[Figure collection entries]
━━━━━━━━

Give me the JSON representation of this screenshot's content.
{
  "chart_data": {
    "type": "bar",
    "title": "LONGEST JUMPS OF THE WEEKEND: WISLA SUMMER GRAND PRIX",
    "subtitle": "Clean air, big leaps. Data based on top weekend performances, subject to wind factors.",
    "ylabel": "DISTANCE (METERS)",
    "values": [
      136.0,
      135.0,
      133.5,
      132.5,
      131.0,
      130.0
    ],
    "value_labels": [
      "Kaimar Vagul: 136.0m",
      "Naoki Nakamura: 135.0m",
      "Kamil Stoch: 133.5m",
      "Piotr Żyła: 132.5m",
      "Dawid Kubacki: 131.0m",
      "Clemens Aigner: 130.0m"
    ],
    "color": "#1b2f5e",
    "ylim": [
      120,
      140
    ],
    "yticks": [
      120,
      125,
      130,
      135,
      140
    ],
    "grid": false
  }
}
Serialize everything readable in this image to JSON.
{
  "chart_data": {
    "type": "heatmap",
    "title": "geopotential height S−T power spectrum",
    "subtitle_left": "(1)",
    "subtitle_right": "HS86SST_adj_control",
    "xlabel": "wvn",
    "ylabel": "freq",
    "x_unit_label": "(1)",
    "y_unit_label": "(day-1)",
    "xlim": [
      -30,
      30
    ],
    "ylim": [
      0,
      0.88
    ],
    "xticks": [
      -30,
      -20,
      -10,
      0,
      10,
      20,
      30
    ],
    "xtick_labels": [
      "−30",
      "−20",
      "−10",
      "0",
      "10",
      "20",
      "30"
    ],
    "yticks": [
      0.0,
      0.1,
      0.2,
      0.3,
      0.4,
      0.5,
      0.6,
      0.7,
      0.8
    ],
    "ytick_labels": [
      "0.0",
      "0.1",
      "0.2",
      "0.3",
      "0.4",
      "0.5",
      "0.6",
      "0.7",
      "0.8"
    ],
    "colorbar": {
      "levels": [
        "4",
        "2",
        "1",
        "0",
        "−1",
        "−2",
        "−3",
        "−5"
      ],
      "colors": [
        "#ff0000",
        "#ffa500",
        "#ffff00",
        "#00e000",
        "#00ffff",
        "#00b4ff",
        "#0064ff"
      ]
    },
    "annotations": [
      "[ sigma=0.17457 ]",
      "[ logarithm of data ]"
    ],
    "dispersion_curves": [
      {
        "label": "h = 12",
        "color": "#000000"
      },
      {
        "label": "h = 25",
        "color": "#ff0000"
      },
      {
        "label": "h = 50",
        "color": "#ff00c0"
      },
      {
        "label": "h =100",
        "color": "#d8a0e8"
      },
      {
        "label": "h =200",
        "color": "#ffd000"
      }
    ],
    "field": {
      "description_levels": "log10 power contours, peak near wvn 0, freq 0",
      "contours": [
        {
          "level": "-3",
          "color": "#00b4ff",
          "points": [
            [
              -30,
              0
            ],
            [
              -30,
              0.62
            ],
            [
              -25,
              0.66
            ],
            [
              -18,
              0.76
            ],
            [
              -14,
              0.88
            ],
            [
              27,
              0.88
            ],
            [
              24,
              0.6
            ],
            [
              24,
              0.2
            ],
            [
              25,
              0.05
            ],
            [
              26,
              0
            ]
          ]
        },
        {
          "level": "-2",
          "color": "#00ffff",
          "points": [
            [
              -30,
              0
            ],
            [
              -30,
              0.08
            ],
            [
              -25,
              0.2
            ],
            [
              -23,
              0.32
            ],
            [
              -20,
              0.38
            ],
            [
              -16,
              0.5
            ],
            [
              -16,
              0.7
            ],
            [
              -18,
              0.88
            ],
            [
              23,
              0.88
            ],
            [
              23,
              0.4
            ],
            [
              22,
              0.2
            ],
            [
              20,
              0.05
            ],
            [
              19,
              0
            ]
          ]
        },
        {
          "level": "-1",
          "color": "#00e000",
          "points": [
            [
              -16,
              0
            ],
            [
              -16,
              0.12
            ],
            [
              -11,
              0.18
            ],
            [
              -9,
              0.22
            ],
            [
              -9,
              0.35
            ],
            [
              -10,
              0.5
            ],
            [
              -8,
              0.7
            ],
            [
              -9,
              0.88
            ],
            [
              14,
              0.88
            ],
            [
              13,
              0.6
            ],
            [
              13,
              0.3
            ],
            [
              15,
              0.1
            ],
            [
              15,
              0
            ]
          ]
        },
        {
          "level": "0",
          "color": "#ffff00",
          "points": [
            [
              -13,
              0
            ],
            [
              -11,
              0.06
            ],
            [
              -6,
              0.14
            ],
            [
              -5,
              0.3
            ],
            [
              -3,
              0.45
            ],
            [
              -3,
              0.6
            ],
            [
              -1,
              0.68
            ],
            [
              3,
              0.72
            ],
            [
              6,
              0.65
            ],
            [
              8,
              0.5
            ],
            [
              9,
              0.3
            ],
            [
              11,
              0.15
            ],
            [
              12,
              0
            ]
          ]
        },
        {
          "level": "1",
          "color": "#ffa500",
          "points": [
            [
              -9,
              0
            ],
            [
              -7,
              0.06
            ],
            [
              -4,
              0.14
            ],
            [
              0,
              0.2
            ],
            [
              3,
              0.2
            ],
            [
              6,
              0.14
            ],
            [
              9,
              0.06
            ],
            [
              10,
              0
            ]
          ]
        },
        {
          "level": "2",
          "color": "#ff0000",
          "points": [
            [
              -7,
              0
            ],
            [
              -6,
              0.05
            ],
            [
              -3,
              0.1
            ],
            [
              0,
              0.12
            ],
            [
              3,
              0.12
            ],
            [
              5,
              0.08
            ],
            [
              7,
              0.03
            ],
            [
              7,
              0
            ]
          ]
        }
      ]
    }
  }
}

━━━━━━━━

* Stated problem *
Count the lines in the records above that contain the word "freq", and give only that number.

* Solution to this task *
2